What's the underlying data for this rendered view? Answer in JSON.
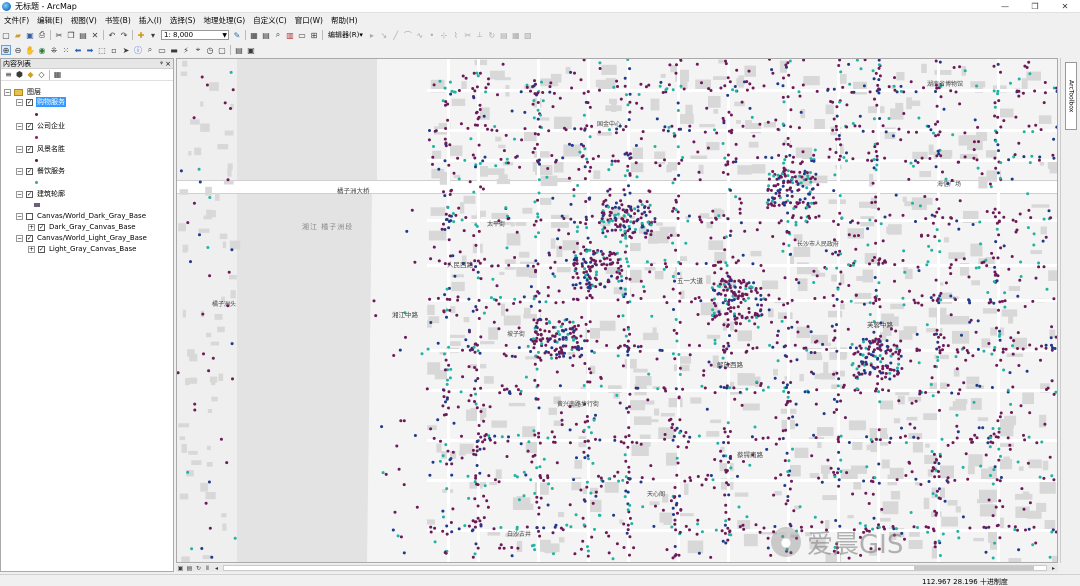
{
  "window": {
    "title": "无标题 - ArcMap",
    "controls": [
      "—",
      "❐",
      "✕"
    ]
  },
  "menu": [
    "文件(F)",
    "编辑(E)",
    "视图(V)",
    "书签(B)",
    "插入(I)",
    "选择(S)",
    "地理处理(G)",
    "自定义(C)",
    "窗口(W)",
    "帮助(H)"
  ],
  "toolbar": {
    "scale": "1: 8,000",
    "editor_label": "编辑器(R)▾"
  },
  "toc": {
    "title": "内容列表",
    "pin": "ᵠ",
    "close": "×",
    "group": "图层",
    "layers": [
      {
        "label": "购物服务",
        "color": "#6e1a58",
        "selected": true
      },
      {
        "label": "公司企业",
        "color": "#8b1e6f"
      },
      {
        "label": "风景名胜",
        "color": "#5a1646"
      },
      {
        "label": "餐饮服务",
        "color": "#22b3a3"
      },
      {
        "label": "建筑轮廓",
        "color": "#6b5f7a"
      }
    ],
    "basemaps": [
      {
        "label": "Canvas/World_Dark_Gray_Base",
        "child": "Dark_Gray_Canvas_Base",
        "checked": false
      },
      {
        "label": "Canvas/World_Light_Gray_Base",
        "child": "Light_Gray_Canvas_Base",
        "checked": true
      }
    ]
  },
  "map": {
    "labels": [
      {
        "text": "橘子洲大桥",
        "kind": "road"
      },
      {
        "text": "湘江 橘子洲段",
        "kind": "water"
      },
      {
        "text": "湘江中路",
        "kind": "road"
      },
      {
        "text": "五一大道",
        "kind": "road"
      },
      {
        "text": "解放西路",
        "kind": "road"
      },
      {
        "text": "黄兴南路步行街",
        "kind": "poi"
      },
      {
        "text": "长沙市人民政府",
        "kind": "poi"
      },
      {
        "text": "天心阁",
        "kind": "poi"
      },
      {
        "text": "坡子街",
        "kind": "poi"
      },
      {
        "text": "太平街",
        "kind": "poi"
      },
      {
        "text": "橘子洲头",
        "kind": "poi"
      },
      {
        "text": "芙蓉中路",
        "kind": "road"
      },
      {
        "text": "蔡锷南路",
        "kind": "road"
      },
      {
        "text": "人民西路",
        "kind": "road"
      },
      {
        "text": "国金中心",
        "kind": "poi"
      },
      {
        "text": "海信广场",
        "kind": "poi"
      },
      {
        "text": "湖南省博物馆",
        "kind": "poi"
      },
      {
        "text": "白沙古井",
        "kind": "poi"
      }
    ],
    "colors": {
      "poi_dark": "#6e1a58",
      "poi_teal": "#22b3a3",
      "poi_blue": "#1f3a8a",
      "building": "#d8d8d8",
      "water": "#e3e3e3",
      "land": "#f4f4f4",
      "road": "#ffffff"
    }
  },
  "right_dock": {
    "tab": "ArcToolbox"
  },
  "status": {
    "coords": "112.967  28.196 十进制度"
  },
  "watermark": {
    "text": "爱晨GIS"
  }
}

____

**GIVEN INSTRUCTION**
Without including any pictures, print each record exactly.

**SOLUTION TO THIS PROBLEM**
What's the underlying data for this rendered view? Answer in JSON.
{
  "window": {
    "title": "无标题 - ArcMap",
    "controls": [
      "—",
      "❐",
      "✕"
    ]
  },
  "menu": [
    "文件(F)",
    "编辑(E)",
    "视图(V)",
    "书签(B)",
    "插入(I)",
    "选择(S)",
    "地理处理(G)",
    "自定义(C)",
    "窗口(W)",
    "帮助(H)"
  ],
  "toolbar": {
    "scale": "1: 8,000",
    "editor_label": "编辑器(R)▾"
  },
  "toc": {
    "title": "内容列表",
    "pin": "ᵠ",
    "close": "×",
    "group": "图层",
    "layers": [
      {
        "label": "购物服务",
        "color": "#6e1a58",
        "selected": true
      },
      {
        "label": "公司企业",
        "color": "#8b1e6f"
      },
      {
        "label": "风景名胜",
        "color": "#5a1646"
      },
      {
        "label": "餐饮服务",
        "color": "#22b3a3"
      },
      {
        "label": "建筑轮廓",
        "color": "#6b5f7a"
      }
    ],
    "basemaps": [
      {
        "label": "Canvas/World_Dark_Gray_Base",
        "child": "Dark_Gray_Canvas_Base",
        "checked": false
      },
      {
        "label": "Canvas/World_Light_Gray_Base",
        "child": "Light_Gray_Canvas_Base",
        "checked": true
      }
    ]
  },
  "map": {
    "labels": [
      {
        "text": "橘子洲大桥",
        "kind": "road"
      },
      {
        "text": "湘江 橘子洲段",
        "kind": "water"
      },
      {
        "text": "湘江中路",
        "kind": "road"
      },
      {
        "text": "五一大道",
        "kind": "road"
      },
      {
        "text": "解放西路",
        "kind": "road"
      },
      {
        "text": "黄兴南路步行街",
        "kind": "poi"
      },
      {
        "text": "长沙市人民政府",
        "kind": "poi"
      },
      {
        "text": "天心阁",
        "kind": "poi"
      },
      {
        "text": "坡子街",
        "kind": "poi"
      },
      {
        "text": "太平街",
        "kind": "poi"
      },
      {
        "text": "橘子洲头",
        "kind": "poi"
      },
      {
        "text": "芙蓉中路",
        "kind": "road"
      },
      {
        "text": "蔡锷南路",
        "kind": "road"
      },
      {
        "text": "人民西路",
        "kind": "road"
      },
      {
        "text": "国金中心",
        "kind": "poi"
      },
      {
        "text": "海信广场",
        "kind": "poi"
      },
      {
        "text": "湖南省博物馆",
        "kind": "poi"
      },
      {
        "text": "白沙古井",
        "kind": "poi"
      }
    ],
    "colors": {
      "poi_dark": "#6e1a58",
      "poi_teal": "#22b3a3",
      "poi_blue": "#1f3a8a",
      "building": "#d8d8d8",
      "water": "#e3e3e3",
      "land": "#f4f4f4",
      "road": "#ffffff"
    }
  },
  "right_dock": {
    "tab": "ArcToolbox"
  },
  "status": {
    "coords": "112.967  28.196 十进制度"
  },
  "watermark": {
    "text": "爱晨GIS"
  }
}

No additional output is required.